Problem = From the data that follows, report how many lines hold the string "color", giving only the number.

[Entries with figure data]

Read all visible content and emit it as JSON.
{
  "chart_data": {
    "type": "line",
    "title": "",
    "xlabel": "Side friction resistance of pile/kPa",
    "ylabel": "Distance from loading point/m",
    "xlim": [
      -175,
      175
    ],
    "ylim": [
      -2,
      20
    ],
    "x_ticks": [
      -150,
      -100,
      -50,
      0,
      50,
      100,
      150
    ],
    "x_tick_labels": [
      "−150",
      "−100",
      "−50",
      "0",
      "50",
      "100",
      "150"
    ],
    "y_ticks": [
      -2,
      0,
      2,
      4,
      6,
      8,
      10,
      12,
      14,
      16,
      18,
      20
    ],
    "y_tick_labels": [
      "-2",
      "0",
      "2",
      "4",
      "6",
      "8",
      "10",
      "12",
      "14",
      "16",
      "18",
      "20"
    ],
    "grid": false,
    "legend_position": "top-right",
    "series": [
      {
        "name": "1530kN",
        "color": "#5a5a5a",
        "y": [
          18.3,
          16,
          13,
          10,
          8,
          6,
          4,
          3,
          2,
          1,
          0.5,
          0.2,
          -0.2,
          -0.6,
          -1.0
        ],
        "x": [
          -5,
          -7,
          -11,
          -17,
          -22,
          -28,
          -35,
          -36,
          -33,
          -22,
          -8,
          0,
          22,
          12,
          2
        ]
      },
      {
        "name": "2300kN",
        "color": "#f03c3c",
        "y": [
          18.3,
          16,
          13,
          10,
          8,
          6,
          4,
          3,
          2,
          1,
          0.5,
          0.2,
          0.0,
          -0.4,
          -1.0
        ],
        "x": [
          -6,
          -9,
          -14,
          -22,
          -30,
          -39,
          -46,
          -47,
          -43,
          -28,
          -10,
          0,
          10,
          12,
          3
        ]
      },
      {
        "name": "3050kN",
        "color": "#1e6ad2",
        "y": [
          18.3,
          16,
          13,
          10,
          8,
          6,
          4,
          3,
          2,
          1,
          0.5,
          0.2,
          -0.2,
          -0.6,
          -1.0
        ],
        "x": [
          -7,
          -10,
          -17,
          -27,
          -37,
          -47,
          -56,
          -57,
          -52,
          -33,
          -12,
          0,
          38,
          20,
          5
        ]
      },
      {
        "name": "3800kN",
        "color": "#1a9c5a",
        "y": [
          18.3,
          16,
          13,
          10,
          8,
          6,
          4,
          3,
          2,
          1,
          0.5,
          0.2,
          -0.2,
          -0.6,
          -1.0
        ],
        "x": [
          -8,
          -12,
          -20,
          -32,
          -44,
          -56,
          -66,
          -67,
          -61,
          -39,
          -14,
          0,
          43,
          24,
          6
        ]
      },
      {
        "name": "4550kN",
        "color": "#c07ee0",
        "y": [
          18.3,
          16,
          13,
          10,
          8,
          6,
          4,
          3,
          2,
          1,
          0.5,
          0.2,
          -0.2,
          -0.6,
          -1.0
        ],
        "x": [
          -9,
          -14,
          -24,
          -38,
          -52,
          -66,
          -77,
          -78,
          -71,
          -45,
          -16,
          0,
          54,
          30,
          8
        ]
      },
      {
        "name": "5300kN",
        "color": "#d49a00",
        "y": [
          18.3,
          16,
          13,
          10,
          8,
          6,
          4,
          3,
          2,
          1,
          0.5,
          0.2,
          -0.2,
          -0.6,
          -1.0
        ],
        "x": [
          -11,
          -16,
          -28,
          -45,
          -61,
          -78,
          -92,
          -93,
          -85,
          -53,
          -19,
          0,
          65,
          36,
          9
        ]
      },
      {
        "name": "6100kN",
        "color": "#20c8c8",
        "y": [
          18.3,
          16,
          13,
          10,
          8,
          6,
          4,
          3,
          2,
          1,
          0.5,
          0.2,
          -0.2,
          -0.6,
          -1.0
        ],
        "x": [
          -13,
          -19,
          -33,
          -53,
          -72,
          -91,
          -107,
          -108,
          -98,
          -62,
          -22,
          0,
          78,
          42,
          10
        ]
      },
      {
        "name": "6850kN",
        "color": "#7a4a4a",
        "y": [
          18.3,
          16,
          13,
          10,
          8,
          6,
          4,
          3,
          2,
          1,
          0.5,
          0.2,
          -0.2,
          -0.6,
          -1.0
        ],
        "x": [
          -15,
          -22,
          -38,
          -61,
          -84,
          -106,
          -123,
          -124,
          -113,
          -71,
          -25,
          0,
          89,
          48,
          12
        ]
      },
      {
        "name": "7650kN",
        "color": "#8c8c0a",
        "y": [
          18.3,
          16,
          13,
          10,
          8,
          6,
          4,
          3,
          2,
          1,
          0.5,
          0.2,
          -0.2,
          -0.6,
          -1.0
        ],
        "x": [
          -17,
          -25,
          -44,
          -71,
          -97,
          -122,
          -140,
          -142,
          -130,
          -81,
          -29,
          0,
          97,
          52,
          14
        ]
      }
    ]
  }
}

Result for this exercise = 9